- [Supplied text]
------------------------------------------------

I’m trying to figure out if the server just sends it’s queue of updates from clients on individually per tick — the queue of updates since the last tick— just as it would in a client relayed setup without server side code, or if it sends one message out with the game’s entire current state in it to update everyone?
Hi @VastView! I assume you’re talking about Nakama’s authoritative multiplayer feature.
Nakama’s authoritative matches do not broadcast any state automatically. It’s up to your match handler code to use the dispatcher.broadcast_message(...)
function to send state to one or more client. This gives you total control over when to send state updates, what data they should contain, and whether to send them to all players currently in the match or only a subset.
We generally recommend sending at most one message to each player per tick. This might be the same message to all players or a different one to each one, but nonetheless we recommend one update per player and for the message to be as small as you can make it.
Hope this helps!
Thank you so much for the help! I think I’ll try to send the entire state of a match to all players as one message every tick then, under one op_code Ideally I think I should only send changes to the state to keep message small, maybe along with a checksum for clients to see if their state still matches the server’s.

------------------------------------------------

- [Provided information]
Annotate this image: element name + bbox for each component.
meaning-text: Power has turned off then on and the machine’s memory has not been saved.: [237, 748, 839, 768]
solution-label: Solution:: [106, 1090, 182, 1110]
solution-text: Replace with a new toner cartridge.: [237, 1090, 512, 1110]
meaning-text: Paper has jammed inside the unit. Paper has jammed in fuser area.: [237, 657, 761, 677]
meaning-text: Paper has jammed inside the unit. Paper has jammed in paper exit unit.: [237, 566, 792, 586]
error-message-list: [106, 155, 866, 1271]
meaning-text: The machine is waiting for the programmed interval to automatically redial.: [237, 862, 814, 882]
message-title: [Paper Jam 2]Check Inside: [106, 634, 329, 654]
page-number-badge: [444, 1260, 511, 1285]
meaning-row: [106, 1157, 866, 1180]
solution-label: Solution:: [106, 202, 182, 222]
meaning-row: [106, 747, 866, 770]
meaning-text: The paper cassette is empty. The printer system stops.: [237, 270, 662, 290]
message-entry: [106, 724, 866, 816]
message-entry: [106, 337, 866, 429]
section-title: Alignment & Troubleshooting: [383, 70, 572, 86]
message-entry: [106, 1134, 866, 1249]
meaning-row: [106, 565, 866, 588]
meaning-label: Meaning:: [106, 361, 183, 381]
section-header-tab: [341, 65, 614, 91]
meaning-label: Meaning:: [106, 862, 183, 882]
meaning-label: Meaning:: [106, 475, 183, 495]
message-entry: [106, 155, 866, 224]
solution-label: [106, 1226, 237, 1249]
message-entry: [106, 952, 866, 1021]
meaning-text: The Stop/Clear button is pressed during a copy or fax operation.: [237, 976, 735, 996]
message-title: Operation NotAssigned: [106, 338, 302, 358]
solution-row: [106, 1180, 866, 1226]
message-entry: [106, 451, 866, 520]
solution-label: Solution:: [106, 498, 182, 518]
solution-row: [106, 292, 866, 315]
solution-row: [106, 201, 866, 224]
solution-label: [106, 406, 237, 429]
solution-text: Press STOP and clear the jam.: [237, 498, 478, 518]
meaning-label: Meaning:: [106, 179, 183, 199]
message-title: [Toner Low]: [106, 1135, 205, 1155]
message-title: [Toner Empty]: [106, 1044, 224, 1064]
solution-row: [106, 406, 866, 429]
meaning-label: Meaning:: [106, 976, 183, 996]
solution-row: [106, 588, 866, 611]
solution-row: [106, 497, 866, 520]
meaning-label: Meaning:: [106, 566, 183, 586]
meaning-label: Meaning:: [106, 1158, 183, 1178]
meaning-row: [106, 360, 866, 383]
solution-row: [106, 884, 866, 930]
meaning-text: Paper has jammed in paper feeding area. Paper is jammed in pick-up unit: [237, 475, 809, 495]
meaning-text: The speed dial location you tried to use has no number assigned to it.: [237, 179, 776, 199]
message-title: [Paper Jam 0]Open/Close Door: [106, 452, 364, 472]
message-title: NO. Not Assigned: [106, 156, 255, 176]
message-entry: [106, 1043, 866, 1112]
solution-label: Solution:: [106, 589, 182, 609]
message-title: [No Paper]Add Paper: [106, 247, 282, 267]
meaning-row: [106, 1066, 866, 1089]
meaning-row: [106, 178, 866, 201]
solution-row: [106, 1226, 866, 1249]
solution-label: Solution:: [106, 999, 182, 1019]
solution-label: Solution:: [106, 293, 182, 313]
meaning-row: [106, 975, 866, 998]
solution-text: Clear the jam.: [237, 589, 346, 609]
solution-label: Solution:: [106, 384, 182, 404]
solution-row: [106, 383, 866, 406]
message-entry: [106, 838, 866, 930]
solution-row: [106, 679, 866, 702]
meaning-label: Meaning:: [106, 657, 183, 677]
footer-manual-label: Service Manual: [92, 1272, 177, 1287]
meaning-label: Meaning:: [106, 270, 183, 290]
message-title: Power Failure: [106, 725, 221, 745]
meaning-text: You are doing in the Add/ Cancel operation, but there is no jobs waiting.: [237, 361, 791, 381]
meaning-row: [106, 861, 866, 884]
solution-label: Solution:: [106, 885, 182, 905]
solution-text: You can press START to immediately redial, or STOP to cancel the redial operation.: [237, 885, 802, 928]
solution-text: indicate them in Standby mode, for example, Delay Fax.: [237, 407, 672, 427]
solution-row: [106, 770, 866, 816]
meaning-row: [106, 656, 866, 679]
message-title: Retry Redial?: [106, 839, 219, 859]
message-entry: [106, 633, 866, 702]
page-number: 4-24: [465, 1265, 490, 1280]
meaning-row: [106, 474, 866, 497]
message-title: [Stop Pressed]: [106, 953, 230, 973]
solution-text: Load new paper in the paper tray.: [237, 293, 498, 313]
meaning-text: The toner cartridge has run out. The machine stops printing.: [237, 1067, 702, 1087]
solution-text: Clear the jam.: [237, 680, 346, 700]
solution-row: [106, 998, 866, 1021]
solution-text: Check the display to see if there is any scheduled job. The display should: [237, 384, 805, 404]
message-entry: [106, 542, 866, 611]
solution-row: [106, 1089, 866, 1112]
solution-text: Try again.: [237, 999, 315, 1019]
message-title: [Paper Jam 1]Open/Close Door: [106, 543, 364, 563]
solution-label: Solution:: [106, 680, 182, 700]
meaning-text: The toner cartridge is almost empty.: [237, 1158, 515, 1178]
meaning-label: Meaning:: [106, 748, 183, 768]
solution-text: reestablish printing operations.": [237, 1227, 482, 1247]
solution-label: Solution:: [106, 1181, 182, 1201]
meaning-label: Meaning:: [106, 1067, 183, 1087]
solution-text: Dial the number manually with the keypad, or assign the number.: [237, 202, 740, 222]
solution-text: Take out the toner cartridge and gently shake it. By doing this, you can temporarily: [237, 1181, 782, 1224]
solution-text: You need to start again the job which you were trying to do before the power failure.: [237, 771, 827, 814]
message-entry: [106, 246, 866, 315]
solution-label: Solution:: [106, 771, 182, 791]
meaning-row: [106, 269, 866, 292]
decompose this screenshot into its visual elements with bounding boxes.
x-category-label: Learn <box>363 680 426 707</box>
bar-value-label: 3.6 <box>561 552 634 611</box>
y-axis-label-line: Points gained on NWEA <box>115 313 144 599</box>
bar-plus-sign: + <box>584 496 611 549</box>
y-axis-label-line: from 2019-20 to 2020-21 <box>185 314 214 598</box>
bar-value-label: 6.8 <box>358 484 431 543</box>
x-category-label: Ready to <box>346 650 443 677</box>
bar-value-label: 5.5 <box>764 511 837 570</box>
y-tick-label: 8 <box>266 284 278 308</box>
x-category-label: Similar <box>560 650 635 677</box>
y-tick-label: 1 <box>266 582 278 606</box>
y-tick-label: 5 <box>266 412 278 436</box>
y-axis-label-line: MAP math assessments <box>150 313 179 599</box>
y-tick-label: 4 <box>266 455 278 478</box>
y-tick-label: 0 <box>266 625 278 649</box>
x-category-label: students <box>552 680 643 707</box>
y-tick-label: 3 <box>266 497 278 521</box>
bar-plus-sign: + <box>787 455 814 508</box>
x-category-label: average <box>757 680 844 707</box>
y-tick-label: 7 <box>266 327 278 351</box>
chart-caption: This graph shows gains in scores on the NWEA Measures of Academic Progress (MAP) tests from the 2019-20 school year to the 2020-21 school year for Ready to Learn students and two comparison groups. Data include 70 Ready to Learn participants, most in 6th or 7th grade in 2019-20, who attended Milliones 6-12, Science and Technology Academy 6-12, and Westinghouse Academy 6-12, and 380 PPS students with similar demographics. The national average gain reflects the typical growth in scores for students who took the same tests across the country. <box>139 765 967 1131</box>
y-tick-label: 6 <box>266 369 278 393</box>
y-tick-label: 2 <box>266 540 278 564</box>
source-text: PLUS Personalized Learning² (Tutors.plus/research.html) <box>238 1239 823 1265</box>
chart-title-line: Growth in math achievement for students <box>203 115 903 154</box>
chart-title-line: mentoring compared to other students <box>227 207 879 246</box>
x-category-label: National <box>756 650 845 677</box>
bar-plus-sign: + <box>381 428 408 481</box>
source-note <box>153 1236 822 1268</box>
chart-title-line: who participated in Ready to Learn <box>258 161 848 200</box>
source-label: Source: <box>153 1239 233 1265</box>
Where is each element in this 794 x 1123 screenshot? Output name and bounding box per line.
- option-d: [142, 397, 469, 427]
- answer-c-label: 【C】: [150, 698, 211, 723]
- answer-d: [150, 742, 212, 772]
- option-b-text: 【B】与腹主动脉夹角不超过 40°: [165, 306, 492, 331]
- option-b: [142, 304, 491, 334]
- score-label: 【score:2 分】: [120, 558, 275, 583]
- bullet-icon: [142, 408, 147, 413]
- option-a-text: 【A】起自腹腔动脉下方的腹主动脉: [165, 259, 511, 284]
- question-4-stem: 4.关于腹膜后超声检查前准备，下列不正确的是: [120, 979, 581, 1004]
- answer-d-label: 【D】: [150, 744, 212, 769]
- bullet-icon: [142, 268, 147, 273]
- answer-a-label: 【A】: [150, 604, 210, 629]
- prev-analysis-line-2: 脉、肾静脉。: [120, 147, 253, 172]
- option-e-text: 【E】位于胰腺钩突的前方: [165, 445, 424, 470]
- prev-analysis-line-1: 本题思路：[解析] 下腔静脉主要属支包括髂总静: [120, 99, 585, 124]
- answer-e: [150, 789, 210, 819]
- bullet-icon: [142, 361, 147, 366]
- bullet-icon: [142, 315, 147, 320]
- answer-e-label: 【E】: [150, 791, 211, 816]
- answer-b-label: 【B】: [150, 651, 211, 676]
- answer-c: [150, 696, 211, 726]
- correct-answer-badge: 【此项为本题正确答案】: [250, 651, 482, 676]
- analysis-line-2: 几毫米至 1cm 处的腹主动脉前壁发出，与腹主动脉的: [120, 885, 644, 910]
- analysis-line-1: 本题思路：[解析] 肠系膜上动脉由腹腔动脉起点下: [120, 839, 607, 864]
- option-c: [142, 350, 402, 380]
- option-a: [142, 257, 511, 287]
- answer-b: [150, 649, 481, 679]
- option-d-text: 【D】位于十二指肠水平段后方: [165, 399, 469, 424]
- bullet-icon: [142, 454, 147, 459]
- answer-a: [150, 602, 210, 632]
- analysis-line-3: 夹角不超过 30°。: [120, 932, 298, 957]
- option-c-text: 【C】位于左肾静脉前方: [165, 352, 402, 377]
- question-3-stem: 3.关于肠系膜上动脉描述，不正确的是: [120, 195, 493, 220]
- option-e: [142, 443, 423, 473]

------------------------------------------------

- [Written exercise] Can you reproduce, word for word, the passage of the Nakama thread above that opens with the words containing "Nakama’s authoritative matches" and closes with "Hope this helps!"?

- [Correct result]
Nakama’s authoritative matches do not broadcast any state automatically. It’s up to your match handler code to use the dispatcher.broadcast_message(...)
function to send state to one or more client. This gives you total control over when to send state updates, what data they should contain, and whether to send them to all players currently in the match or only a subset.
We generally recommend sending at most one message to each player per tick. This might be the same message to all players or a different one to each one, but nonetheless we recommend one update per player and for the message to be as small as you can make it.
Hope this helps!